- **Problem requirements**
State only the count of lines in the listing below that hold "What".

- **Records**
━━━━

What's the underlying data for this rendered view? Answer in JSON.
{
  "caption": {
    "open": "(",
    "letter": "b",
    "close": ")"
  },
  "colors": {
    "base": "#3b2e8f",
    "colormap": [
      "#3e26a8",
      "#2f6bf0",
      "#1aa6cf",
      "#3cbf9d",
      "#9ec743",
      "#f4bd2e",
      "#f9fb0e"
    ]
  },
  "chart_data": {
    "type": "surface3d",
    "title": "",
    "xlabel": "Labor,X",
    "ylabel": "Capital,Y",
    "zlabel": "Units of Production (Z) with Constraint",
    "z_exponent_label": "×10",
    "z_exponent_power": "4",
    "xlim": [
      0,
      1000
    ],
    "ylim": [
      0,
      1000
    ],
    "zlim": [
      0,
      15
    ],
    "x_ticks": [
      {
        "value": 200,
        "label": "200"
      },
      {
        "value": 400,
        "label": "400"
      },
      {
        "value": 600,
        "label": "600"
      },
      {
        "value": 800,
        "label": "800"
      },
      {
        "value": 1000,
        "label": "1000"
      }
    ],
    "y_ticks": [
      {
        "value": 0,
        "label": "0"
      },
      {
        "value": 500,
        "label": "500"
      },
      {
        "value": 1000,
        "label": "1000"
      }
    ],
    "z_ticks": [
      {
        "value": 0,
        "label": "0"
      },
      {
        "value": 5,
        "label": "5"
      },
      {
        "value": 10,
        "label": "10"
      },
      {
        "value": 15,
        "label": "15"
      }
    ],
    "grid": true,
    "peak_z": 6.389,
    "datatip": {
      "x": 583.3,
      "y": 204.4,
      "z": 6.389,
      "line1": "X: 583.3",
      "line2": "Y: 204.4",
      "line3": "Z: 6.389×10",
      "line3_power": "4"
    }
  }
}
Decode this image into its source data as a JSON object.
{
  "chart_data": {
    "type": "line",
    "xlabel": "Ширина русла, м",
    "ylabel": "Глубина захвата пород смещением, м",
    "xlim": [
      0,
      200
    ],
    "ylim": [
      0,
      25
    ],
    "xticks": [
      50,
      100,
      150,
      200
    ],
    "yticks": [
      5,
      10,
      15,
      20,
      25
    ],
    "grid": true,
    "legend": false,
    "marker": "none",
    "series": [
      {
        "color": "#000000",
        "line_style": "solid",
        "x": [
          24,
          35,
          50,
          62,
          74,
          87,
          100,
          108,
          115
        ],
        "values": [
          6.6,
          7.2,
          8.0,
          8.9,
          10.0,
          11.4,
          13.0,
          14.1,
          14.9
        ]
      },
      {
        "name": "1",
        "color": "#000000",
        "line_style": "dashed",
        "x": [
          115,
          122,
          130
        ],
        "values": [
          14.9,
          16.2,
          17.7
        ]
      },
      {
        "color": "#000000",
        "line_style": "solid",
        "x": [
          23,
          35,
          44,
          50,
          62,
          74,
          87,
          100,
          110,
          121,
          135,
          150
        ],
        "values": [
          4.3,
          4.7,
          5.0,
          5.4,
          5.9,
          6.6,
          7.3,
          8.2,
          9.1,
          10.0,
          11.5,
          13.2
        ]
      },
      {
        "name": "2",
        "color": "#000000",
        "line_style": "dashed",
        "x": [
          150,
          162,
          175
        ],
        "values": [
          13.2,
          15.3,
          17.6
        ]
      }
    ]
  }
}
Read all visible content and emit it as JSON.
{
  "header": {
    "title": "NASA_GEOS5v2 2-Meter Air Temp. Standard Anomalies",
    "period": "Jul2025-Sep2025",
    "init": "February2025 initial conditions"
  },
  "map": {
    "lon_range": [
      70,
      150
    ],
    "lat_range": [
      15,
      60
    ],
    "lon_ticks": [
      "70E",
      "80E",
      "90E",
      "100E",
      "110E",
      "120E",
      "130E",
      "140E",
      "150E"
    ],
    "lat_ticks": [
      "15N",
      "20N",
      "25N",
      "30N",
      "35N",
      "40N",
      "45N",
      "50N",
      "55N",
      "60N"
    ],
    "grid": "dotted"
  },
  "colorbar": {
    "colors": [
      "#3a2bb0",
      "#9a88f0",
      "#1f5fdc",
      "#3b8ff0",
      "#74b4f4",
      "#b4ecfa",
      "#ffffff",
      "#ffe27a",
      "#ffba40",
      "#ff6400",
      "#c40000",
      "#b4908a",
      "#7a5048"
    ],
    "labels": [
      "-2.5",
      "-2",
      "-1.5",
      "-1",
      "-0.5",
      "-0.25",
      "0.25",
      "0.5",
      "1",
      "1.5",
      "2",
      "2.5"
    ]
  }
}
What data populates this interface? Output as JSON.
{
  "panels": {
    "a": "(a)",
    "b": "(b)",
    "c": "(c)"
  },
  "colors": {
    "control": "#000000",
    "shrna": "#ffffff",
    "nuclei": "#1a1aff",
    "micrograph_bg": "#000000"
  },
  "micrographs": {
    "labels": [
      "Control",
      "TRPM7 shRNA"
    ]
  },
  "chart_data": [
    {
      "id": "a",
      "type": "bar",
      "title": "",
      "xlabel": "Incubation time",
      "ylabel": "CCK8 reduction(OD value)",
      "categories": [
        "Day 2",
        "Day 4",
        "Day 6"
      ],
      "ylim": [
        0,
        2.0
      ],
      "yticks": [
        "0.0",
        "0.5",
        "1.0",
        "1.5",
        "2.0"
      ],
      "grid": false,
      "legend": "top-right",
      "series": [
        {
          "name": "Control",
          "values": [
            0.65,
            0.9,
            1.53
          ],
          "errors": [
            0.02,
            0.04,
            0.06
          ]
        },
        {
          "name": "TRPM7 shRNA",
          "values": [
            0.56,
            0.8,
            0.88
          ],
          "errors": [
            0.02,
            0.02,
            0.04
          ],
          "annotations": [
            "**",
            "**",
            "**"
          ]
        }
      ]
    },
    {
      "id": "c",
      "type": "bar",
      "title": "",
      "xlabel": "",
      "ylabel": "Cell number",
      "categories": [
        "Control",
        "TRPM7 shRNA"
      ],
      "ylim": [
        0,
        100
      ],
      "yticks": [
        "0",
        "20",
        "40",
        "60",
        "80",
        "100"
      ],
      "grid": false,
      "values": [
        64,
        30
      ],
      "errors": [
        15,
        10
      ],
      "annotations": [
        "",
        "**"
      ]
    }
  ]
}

━━━━

- **Exercise solution**
2